→ JOB:
Search the material below for the word "Щорса". Copy every line that has it.

** Begin EXERCISE INPUT **

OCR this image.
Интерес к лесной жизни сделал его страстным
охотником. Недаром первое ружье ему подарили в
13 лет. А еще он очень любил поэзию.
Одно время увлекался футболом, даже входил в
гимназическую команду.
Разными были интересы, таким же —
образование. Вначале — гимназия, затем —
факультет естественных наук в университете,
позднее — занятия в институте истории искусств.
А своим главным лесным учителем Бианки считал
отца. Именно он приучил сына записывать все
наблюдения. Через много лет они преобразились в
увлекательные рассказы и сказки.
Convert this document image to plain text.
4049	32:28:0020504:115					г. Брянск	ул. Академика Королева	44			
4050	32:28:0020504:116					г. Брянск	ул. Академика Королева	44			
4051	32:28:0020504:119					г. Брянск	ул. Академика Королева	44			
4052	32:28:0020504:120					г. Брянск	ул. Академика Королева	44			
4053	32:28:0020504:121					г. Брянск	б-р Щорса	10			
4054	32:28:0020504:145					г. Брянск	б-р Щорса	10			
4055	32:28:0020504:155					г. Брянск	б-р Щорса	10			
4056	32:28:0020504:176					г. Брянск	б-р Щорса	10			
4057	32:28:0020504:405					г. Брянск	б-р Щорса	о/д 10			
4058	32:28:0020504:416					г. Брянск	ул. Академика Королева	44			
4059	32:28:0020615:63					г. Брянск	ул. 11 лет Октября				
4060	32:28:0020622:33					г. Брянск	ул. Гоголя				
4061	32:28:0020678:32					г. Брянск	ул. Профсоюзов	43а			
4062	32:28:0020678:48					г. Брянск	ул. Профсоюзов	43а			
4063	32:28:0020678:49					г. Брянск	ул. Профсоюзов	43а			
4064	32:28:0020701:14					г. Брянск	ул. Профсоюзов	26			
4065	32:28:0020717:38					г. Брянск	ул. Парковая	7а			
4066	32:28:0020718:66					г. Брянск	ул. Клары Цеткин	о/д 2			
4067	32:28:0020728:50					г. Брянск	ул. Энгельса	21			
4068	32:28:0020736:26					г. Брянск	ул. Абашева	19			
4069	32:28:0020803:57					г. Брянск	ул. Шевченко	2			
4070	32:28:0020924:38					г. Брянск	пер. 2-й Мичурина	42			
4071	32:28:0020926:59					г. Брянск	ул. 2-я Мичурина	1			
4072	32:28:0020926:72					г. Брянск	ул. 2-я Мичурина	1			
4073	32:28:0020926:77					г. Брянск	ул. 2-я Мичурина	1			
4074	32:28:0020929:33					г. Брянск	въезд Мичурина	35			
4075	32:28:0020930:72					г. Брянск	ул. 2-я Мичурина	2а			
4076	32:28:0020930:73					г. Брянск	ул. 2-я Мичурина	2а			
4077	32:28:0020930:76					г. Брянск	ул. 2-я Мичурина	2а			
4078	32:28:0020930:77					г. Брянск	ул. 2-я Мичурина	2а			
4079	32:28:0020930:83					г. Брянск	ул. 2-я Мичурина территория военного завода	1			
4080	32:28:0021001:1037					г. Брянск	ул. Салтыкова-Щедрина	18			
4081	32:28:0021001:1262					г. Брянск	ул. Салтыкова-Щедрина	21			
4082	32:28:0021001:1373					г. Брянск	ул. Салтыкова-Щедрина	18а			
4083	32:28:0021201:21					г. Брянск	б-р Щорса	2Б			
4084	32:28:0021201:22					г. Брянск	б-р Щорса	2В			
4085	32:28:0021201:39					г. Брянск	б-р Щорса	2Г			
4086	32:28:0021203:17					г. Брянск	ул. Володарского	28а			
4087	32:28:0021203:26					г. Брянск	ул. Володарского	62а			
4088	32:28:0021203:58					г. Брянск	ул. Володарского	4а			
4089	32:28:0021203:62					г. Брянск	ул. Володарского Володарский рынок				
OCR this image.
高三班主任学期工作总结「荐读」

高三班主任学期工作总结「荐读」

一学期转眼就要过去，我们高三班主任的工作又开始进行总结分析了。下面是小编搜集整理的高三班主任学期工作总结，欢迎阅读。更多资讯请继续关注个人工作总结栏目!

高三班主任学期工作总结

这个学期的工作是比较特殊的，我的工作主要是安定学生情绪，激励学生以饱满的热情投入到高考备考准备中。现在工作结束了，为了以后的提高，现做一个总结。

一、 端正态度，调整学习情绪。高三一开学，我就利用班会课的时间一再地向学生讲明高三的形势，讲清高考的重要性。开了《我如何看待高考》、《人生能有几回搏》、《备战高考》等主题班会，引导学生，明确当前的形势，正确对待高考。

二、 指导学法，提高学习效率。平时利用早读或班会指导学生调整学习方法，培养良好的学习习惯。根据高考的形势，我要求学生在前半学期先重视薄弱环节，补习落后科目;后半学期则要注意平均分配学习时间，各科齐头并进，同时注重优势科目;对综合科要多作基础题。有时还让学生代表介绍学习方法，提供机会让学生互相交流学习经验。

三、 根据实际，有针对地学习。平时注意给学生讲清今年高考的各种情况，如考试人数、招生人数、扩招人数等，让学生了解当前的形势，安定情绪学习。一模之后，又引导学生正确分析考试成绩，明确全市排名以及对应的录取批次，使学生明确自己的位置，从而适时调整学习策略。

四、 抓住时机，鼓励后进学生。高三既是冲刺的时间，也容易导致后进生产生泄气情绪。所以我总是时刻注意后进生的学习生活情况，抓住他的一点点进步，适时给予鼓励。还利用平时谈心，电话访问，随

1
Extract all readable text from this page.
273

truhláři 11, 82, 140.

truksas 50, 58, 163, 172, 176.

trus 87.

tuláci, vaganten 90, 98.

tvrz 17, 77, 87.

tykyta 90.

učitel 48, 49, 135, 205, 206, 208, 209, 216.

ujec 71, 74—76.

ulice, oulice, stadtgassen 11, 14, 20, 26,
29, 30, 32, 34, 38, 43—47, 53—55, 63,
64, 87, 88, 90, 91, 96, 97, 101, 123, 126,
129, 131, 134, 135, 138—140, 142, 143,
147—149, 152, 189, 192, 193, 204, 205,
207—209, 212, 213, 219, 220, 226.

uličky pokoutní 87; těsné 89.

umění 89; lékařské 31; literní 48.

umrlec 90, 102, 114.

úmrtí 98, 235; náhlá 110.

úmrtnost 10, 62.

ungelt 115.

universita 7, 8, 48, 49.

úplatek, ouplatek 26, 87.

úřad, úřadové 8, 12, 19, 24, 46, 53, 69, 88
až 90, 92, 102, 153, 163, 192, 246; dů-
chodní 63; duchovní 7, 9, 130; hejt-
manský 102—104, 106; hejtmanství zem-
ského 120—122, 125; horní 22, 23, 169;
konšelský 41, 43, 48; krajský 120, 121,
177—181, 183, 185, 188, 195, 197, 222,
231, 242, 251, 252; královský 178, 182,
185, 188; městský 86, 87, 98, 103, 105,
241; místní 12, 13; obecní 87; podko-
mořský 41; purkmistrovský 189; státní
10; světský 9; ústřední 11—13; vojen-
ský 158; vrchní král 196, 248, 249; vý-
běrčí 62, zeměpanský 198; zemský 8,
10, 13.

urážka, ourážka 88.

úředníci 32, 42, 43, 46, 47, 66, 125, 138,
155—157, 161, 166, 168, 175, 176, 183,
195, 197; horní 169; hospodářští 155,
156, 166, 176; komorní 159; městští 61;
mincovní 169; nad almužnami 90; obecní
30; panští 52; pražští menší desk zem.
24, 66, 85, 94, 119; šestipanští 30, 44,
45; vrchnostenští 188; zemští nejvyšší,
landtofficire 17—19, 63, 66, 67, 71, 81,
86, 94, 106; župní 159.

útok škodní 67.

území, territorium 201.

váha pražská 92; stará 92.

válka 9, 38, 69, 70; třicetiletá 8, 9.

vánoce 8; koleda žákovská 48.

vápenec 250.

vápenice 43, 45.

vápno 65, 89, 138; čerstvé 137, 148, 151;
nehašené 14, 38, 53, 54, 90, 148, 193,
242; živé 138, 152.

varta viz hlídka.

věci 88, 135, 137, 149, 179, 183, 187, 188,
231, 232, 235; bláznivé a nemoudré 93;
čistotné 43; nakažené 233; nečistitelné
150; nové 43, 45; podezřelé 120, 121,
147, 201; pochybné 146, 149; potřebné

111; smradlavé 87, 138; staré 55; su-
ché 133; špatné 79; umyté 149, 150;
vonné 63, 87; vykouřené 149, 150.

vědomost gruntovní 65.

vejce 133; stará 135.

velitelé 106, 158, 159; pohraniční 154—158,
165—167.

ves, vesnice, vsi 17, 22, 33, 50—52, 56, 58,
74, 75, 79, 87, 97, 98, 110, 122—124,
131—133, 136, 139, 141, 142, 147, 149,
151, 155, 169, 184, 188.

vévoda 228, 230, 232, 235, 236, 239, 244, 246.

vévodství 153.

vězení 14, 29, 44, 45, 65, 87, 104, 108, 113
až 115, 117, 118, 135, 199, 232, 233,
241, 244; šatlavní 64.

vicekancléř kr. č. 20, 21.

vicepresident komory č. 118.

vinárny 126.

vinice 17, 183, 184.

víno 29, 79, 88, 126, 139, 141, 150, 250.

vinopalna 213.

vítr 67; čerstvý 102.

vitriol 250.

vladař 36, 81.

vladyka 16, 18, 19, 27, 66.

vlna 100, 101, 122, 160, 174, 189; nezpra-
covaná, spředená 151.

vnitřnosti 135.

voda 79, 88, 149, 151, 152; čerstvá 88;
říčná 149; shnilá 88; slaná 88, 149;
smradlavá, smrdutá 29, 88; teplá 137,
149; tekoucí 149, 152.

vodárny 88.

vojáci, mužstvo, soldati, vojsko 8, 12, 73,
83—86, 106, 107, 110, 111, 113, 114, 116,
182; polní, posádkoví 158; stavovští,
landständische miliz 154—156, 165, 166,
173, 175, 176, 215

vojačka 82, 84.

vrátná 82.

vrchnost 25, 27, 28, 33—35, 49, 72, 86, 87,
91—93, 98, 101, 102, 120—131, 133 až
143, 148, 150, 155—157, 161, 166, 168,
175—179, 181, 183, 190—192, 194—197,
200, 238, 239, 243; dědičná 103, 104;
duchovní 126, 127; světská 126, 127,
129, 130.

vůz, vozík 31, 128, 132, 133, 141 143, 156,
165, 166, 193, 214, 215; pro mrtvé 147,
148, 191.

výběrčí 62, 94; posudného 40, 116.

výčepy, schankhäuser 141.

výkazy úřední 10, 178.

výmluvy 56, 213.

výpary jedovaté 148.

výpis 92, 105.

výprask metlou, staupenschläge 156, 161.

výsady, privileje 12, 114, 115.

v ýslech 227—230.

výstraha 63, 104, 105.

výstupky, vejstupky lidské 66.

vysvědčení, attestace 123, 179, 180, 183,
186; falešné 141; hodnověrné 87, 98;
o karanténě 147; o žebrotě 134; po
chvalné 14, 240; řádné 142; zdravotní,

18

** End EXERCISE INPUT **

→ TASK OUTPUT:
4053	32:28:0020504:121					г. Брянск	б-р Щорса	10			
4054	32:28:0020504:145					г. Брянск	б-р Щорса	10			
4055	32:28:0020504:155					г. Брянск	б-р Щорса	10			
4056	32:28:0020504:176					г. Брянск	б-р Щорса	10			
4057	32:28:0020504:405					г. Брянск	б-р Щорса	о/д 10			
4083	32:28:0021201:21					г. Брянск	б-р Щорса	2Б			
4084	32:28:0021201:22					г. Брянск	б-р Щорса	2В			
4085	32:28:0021201:39					г. Брянск	б-р Щорса	2Г			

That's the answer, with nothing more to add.